▶ [Set problem]
Of the lines in the listing below, how many hold "felt"? Answer with the number only.

** start Input **

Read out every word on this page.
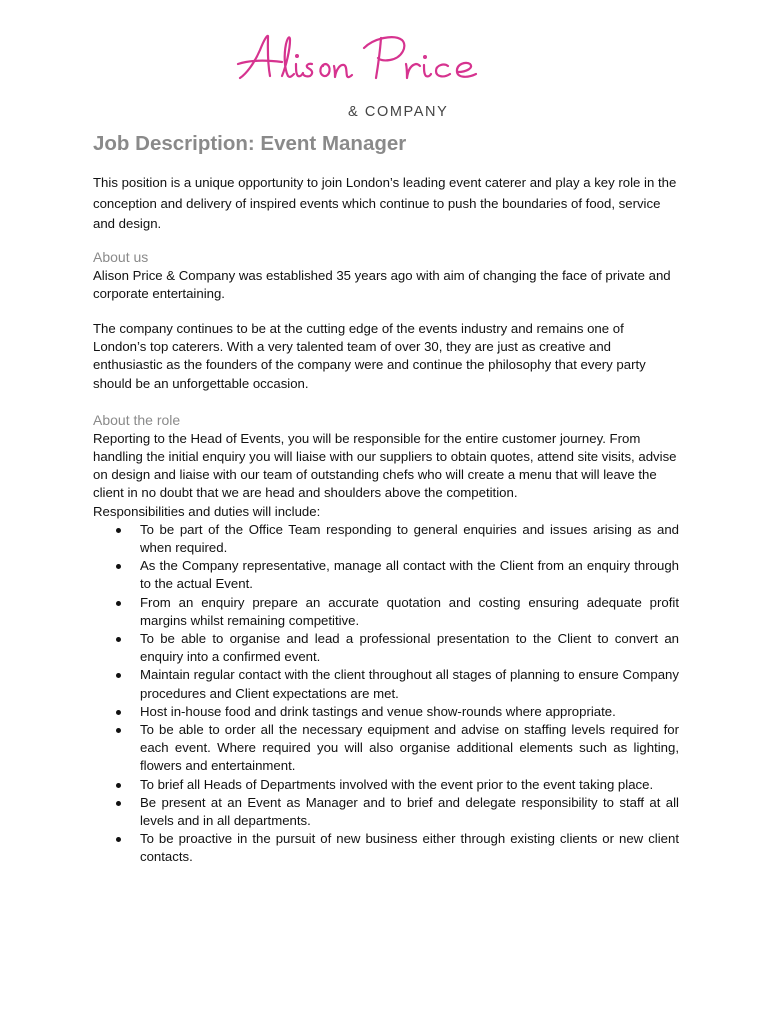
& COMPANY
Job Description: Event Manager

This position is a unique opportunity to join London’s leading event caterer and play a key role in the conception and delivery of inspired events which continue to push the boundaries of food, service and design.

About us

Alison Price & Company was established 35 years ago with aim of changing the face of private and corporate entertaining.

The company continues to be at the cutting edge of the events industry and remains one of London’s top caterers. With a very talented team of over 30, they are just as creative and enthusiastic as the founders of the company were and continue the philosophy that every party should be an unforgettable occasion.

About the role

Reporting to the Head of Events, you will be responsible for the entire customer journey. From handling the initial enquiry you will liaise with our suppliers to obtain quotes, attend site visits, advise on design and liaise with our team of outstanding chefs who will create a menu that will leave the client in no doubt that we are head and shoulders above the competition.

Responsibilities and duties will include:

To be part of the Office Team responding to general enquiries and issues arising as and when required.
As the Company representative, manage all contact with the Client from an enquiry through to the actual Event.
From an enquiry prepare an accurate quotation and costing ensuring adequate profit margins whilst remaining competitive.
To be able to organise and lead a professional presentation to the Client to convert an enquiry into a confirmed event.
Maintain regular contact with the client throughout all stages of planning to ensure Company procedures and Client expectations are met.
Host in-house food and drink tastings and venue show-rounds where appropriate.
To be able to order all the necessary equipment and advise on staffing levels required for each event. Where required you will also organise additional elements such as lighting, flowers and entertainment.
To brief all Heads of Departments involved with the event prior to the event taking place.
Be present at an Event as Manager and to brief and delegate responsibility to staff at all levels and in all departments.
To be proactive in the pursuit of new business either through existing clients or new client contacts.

** end Input **
** start Input **

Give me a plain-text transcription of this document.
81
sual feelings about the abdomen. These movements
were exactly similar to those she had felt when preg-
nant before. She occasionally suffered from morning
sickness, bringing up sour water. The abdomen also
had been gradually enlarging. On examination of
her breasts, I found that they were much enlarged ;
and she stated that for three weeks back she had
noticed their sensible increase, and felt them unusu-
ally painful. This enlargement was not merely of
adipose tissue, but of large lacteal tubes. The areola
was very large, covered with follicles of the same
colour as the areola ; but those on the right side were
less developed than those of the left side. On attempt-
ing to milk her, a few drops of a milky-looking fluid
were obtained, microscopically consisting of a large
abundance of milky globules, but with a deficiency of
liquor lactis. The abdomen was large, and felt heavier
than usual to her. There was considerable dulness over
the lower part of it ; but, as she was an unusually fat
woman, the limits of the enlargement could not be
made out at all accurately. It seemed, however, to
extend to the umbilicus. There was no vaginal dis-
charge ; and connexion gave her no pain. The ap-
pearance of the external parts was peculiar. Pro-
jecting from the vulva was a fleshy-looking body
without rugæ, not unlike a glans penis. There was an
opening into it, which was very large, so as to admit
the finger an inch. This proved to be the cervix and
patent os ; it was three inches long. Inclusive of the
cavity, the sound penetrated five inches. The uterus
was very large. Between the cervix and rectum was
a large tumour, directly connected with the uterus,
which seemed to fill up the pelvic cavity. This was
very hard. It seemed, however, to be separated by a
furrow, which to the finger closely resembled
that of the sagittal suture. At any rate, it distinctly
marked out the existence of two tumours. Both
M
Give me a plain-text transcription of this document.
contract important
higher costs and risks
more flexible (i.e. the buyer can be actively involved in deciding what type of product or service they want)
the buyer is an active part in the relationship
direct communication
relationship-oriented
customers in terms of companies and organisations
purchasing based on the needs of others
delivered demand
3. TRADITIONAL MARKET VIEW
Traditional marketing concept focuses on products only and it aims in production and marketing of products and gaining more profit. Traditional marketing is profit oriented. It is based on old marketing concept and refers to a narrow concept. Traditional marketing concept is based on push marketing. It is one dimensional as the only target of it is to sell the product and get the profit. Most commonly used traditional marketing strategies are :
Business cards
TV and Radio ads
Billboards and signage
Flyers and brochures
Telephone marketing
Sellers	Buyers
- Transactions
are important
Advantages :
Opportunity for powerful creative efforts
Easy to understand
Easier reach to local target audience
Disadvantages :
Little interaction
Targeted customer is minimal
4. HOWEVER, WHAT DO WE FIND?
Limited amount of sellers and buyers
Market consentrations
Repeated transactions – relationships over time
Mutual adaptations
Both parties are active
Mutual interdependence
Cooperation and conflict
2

** end Input **
** start Input **

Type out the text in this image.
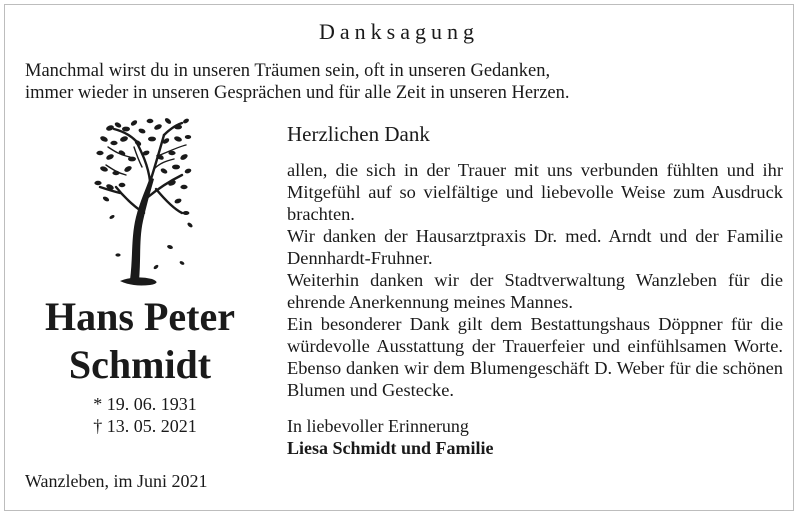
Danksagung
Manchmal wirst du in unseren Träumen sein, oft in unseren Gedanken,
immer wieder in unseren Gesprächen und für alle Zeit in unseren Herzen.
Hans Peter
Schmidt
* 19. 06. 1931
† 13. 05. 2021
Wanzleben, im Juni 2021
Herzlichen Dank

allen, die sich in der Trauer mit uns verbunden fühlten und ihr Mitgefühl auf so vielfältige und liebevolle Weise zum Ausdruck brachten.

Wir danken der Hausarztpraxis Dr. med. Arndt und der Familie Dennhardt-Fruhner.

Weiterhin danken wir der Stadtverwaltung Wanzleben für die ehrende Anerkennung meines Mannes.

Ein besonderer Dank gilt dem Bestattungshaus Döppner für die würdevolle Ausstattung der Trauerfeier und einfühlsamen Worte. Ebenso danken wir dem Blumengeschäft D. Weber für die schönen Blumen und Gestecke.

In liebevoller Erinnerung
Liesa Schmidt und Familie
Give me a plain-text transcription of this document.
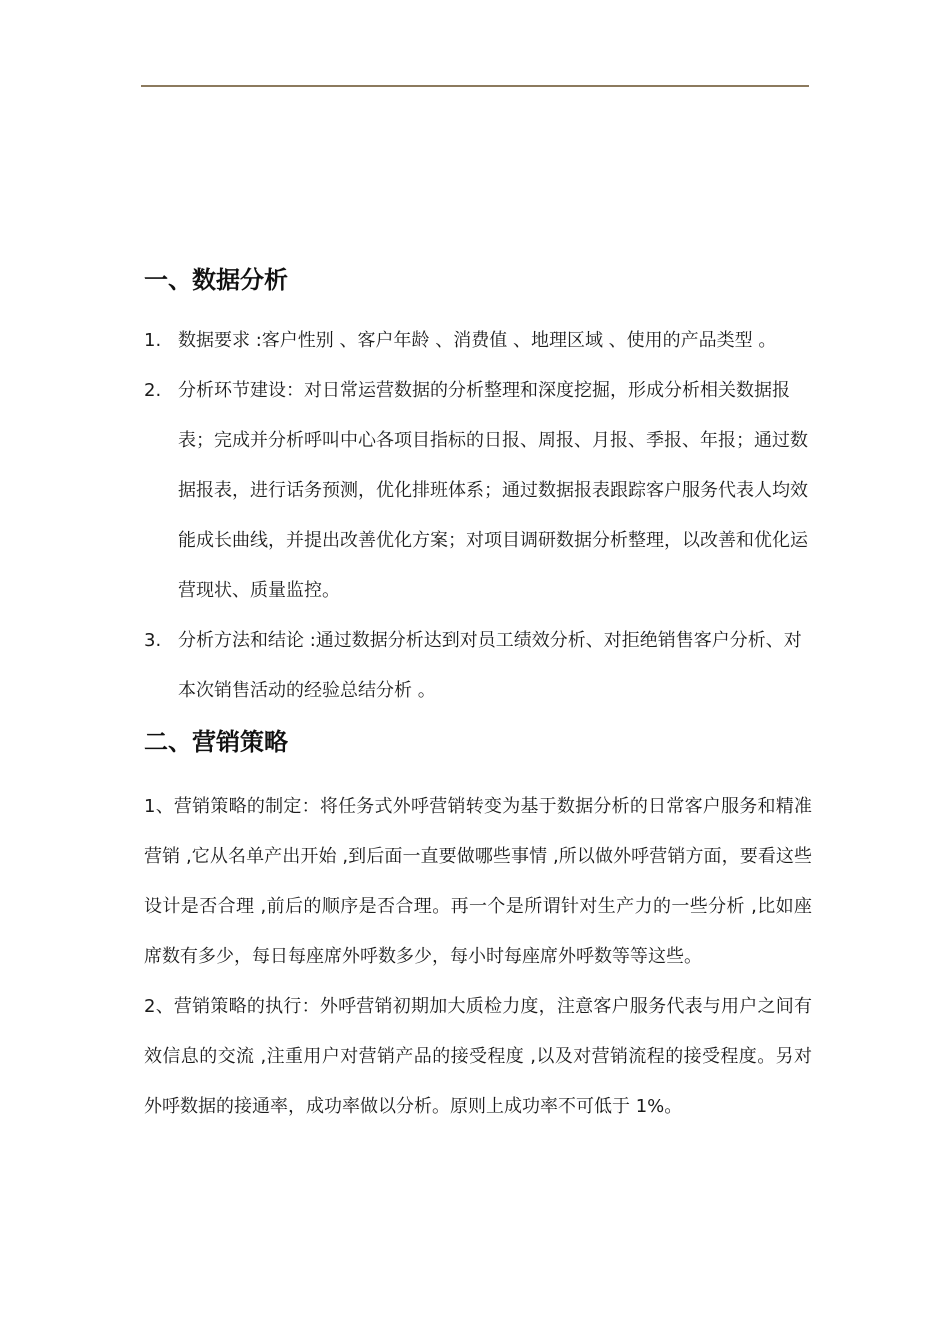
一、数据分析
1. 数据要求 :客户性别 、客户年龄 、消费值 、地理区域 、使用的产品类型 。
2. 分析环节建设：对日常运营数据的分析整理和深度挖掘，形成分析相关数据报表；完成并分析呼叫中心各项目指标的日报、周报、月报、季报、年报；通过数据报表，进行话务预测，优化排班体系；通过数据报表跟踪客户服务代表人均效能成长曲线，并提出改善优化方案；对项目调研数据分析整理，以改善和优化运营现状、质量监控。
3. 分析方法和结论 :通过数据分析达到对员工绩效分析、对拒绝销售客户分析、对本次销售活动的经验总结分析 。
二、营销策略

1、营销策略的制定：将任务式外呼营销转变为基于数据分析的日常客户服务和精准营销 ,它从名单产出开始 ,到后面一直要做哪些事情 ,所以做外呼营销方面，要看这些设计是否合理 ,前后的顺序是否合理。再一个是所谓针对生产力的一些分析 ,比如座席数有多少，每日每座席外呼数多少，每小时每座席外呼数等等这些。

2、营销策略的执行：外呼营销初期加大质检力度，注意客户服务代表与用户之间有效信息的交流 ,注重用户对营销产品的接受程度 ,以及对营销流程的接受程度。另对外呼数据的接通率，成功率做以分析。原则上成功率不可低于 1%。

** end Input **

▶ [Answer to the exercise]
3